(Dataset items)

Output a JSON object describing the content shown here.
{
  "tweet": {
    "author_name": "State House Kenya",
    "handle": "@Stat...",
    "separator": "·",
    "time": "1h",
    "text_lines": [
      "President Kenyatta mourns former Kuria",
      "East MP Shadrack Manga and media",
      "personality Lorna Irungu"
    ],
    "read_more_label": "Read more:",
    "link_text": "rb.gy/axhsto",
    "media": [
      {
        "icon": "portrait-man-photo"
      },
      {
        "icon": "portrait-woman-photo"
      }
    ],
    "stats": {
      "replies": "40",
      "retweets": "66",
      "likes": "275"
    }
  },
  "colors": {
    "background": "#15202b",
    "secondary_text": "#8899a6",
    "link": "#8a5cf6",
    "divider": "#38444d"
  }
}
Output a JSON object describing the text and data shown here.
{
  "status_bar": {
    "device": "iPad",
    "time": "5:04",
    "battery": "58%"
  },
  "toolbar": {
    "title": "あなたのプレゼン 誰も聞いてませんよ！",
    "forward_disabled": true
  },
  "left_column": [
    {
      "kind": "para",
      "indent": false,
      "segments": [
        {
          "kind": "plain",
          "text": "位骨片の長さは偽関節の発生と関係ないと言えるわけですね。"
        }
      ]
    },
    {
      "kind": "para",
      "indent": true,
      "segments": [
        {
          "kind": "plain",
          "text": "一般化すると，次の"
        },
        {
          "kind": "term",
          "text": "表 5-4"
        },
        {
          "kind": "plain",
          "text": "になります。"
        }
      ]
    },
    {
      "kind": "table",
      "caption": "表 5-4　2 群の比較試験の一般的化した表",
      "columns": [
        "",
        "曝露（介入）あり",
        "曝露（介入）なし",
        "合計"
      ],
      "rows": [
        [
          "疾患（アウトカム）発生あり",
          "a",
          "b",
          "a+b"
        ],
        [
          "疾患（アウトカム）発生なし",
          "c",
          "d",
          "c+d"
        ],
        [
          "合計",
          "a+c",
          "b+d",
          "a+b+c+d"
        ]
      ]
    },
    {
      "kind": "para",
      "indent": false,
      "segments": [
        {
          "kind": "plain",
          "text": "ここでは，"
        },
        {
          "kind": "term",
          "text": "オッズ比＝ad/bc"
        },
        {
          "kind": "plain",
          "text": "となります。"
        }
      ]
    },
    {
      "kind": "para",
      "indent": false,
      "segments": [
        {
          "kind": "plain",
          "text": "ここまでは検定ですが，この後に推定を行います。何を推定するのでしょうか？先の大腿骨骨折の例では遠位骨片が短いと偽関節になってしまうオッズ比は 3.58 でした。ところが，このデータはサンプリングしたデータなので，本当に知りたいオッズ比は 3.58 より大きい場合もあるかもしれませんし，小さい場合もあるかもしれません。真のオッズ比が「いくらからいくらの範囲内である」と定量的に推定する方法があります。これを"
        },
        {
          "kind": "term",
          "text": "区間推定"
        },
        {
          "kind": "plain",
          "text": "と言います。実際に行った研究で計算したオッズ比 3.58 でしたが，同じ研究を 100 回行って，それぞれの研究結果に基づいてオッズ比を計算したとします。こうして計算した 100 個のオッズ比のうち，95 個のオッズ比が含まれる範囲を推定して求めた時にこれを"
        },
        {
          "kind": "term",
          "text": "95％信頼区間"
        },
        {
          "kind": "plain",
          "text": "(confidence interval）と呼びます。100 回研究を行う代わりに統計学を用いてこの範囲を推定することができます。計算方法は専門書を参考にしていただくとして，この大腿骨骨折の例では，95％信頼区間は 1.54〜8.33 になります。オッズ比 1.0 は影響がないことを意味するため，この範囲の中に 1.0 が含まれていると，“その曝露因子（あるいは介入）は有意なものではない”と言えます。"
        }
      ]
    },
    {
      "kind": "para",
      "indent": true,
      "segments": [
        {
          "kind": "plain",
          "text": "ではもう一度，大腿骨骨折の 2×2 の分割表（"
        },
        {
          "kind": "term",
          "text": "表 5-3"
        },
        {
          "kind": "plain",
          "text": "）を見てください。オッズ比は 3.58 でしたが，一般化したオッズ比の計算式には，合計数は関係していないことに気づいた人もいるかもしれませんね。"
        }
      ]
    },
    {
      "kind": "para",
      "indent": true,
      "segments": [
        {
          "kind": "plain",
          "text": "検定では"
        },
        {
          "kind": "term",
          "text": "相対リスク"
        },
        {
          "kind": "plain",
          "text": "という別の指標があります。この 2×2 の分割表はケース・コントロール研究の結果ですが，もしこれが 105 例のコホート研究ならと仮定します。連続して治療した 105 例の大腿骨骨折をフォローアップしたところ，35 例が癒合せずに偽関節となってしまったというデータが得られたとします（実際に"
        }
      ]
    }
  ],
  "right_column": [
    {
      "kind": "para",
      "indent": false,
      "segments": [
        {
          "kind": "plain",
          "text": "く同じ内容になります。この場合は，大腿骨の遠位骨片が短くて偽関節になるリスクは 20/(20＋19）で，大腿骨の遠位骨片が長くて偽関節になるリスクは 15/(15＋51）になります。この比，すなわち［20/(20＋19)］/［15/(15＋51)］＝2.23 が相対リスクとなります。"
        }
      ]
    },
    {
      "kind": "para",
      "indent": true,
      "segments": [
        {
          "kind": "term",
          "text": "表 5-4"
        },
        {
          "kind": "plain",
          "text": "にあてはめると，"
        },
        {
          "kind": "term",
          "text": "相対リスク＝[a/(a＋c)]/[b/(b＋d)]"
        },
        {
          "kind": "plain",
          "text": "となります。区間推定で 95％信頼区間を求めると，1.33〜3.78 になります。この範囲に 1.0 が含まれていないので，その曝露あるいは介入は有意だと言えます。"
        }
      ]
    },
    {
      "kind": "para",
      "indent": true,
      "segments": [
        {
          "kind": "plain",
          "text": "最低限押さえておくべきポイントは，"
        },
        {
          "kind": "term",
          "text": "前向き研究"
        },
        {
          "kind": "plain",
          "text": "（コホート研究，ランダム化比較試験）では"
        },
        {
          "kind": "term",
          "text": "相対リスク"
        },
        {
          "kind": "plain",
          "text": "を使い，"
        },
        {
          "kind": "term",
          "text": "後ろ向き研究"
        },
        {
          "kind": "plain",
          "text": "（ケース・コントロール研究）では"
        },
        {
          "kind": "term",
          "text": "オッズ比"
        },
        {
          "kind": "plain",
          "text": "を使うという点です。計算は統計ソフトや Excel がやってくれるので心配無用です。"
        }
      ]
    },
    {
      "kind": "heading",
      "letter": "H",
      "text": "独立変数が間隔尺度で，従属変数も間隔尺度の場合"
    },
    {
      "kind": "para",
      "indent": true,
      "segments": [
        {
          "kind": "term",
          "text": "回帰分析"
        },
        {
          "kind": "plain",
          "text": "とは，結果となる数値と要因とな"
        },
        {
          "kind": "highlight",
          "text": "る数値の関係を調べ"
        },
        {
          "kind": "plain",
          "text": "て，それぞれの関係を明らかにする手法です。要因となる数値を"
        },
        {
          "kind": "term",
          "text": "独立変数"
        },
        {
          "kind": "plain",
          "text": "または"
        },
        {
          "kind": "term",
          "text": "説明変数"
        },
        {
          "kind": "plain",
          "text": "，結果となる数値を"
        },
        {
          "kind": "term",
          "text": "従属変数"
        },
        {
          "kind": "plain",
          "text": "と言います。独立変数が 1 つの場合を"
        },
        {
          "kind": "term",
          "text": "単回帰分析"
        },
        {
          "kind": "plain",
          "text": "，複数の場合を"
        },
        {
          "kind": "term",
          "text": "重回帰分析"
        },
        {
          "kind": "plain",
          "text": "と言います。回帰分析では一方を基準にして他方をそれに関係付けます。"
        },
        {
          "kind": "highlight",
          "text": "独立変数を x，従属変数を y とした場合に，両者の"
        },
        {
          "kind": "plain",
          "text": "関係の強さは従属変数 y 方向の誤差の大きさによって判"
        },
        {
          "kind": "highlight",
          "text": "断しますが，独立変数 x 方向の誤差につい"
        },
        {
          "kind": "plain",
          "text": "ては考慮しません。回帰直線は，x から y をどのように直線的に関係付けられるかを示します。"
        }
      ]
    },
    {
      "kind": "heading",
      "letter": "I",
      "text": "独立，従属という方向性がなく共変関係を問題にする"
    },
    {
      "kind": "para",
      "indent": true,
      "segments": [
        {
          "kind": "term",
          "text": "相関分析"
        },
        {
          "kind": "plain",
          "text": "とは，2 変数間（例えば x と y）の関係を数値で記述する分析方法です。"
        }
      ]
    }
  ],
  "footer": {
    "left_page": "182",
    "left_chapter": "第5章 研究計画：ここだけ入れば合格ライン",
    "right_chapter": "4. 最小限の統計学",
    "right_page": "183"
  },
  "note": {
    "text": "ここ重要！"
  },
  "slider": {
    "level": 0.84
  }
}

§ **OBJECTIVE**
Only the number is wanted: how many lines in the data include the word "と言います"?

§ **RIGHT ANSWER**
3